─── Raw records
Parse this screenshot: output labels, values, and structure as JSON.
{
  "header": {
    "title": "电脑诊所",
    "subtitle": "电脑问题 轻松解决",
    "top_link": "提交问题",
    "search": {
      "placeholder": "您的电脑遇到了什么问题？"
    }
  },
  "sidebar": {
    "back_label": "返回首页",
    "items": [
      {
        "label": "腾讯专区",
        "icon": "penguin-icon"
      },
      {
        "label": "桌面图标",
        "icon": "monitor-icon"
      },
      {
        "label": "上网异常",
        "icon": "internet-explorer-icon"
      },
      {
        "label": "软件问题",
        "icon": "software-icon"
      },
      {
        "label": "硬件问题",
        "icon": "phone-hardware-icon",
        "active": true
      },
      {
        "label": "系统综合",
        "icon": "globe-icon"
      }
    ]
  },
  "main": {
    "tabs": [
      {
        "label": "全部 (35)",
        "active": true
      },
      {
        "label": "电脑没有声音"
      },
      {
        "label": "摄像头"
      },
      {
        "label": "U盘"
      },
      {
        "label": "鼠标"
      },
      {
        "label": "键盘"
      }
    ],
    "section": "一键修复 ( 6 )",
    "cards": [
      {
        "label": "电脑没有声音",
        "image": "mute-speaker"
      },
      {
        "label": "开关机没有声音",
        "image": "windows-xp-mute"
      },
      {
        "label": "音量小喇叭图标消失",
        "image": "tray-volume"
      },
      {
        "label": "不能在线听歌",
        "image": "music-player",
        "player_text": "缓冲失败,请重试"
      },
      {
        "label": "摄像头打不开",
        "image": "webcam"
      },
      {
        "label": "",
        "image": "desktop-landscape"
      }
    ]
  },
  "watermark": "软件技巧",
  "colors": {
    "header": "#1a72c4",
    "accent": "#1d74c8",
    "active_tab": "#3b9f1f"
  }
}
──────
Every line in the data that holds "icon" should be copied out.

• Complete answer
        "icon": "penguin-icon"
        "icon": "monitor-icon"
        "icon": "internet-explorer-icon"
        "icon": "software-icon"
        "icon": "phone-hardware-icon",
        "icon": "globe-icon"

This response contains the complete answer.